• [REQUEST]
Transcribe the records below exactly as they appear, omitting any pictures.

---------- RECORDS ----------

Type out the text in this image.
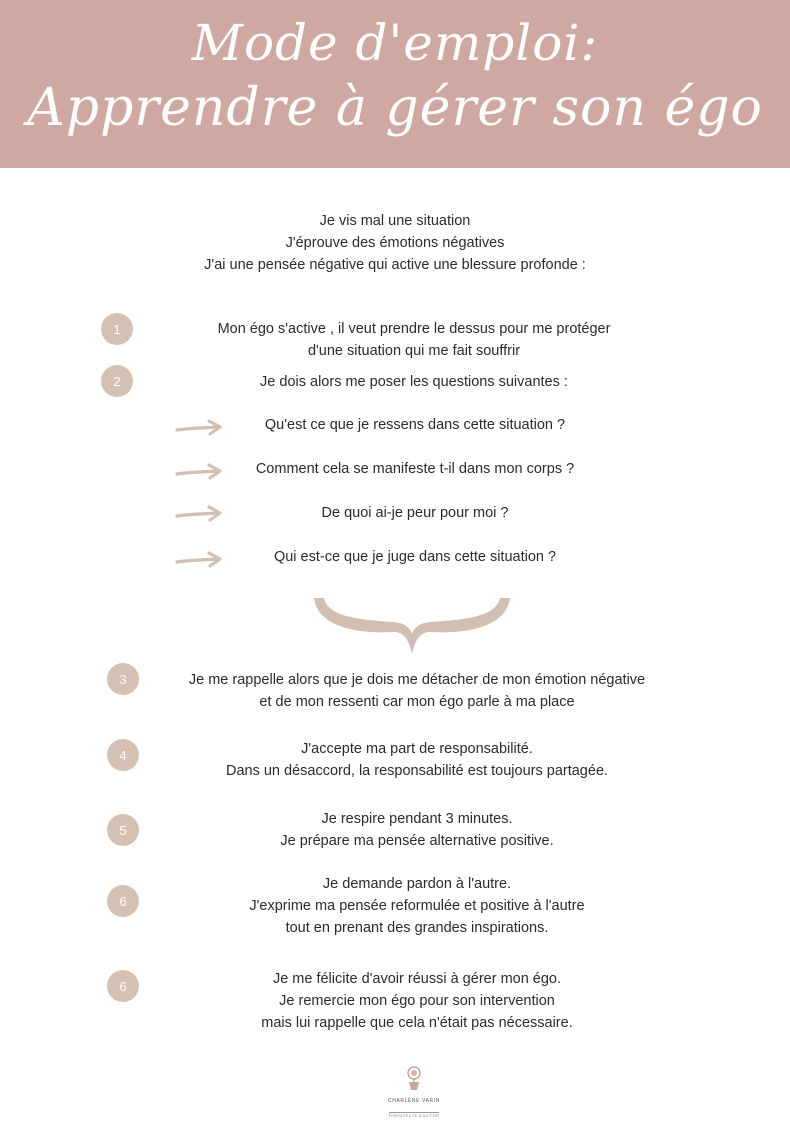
Mode d'emploi:
Apprendre à gérer son égo
Je vis mal une situation
J'éprouve des émotions négatives
J'ai une pensée négative qui active une blessure profonde :
1	Mon égo s'active , il veut prendre le dessus pour me protéger
d'une situation qui me fait souffrir
2	Je dois alors me poser les questions suivantes :
Qu'est ce que je ressens dans cette situation ?
Comment cela se manifeste t-il dans mon corps ?
De quoi ai-je peur pour moi ?
Qui est-ce que je juge dans cette situation ?
3	Je me rappelle alors que je dois me détacher de mon émotion négative
et de mon ressenti car mon égo parle à ma place
4	J'accepte ma part de responsabilité.
Dans un désaccord, la responsabilité est toujours partagée.
5
Je respire pendant 3 minutes.
Je prépare ma pensée alternative positive.
6
Je demande pardon à l'autre.
J'exprime ma pensée reformulée et positive à l'autre
tout en prenant des grandes inspirations.
6	Je me félicite d'avoir réussi à gérer mon égo.
Je remercie mon égo pour son intervention
mais lui rappelle que cela n'était pas nécessaire.
CHARLÈNE VARIN
THÉRAPEUTE D'ACTION
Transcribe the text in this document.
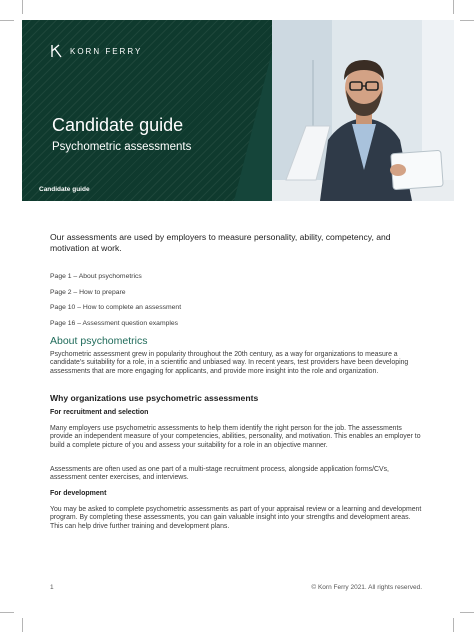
KORN FERRY
Candidate guide
Psychometric assessments
Candidate guide
Our assessments are used by employers to measure personality, ability, competency, and motivation at work.
Page 1 – About psychometrics
Page 2 – How to prepare
Page 10 – How to complete an assessment
Page 16 – Assessment question examples
About psychometrics
Psychometric assessment grew in popularity throughout the 20th century, as a way for organizations to measure a candidate’s suitability for a role, in a scientific and unbiased way. In recent years, test providers have been developing assessments that are more engaging for applicants, and provide more insight into the role and organization.
Why organizations use psychometric assessments
For recruitment and selection
Many employers use psychometric assessments to help them identify the right person for the job. The assessments provide an independent measure of your competencies, abilities, personality, and motivation. This enables an employer to build a complete picture of you and assess your suitability for a role in an objective manner.
Assessments are often used as one part of a multi-stage recruitment process, alongside application forms/CVs, assessment center exercises, and interviews.
For development
You may be asked to complete psychometric assessments as part of your appraisal review or a learning and development program. By completing these assessments, you can gain valuable insight into your strengths and development areas. This can help drive further training and development plans.
1	© Korn Ferry 2021. All rights reserved.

----------

• [SOLUTION]
Type out the text in this image.
Mode d'emploi:
Apprendre à gérer son égo
Je vis mal une situation
J'éprouve des émotions négatives
J'ai une pensée négative qui active une blessure profonde :
1	Mon égo s'active , il veut prendre le dessus pour me protéger
d'une situation qui me fait souffrir
2	Je dois alors me poser les questions suivantes :
Qu'est ce que je ressens dans cette situation ?
Comment cela se manifeste t-il dans mon corps ?
De quoi ai-je peur pour moi ?
Qui est-ce que je juge dans cette situation ?
3	Je me rappelle alors que je dois me détacher de mon émotion négative
et de mon ressenti car mon égo parle à ma place
4	J'accepte ma part de responsabilité.
Dans un désaccord, la responsabilité est toujours partagée.
5
Je respire pendant 3 minutes.
Je prépare ma pensée alternative positive.
6
Je demande pardon à l'autre.
J'exprime ma pensée reformulée et positive à l'autre
tout en prenant des grandes inspirations.
6	Je me félicite d'avoir réussi à gérer mon égo.
Je remercie mon égo pour son intervention
mais lui rappelle que cela n'était pas nécessaire.
CHARLÈNE VARIN
THÉRAPEUTE D'ACTION
Transcribe the text in this document.
KORN FERRY
Candidate guide
Psychometric assessments
Candidate guide
Our assessments are used by employers to measure personality, ability, competency, and motivation at work.
Page 1 – About psychometrics
Page 2 – How to prepare
Page 10 – How to complete an assessment
Page 16 – Assessment question examples
About psychometrics
Psychometric assessment grew in popularity throughout the 20th century, as a way for organizations to measure a candidate’s suitability for a role, in a scientific and unbiased way. In recent years, test providers have been developing assessments that are more engaging for applicants, and provide more insight into the role and organization.
Why organizations use psychometric assessments
For recruitment and selection
Many employers use psychometric assessments to help them identify the right person for the job. The assessments provide an independent measure of your competencies, abilities, personality, and motivation. This enables an employer to build a complete picture of you and assess your suitability for a role in an objective manner.
Assessments are often used as one part of a multi-stage recruitment process, alongside application forms/CVs, assessment center exercises, and interviews.
For development
You may be asked to complete psychometric assessments as part of your appraisal review or a learning and development program. By completing these assessments, you can gain valuable insight into your strengths and development areas. This can help drive further training and development plans.
1	© Korn Ferry 2021. All rights reserved.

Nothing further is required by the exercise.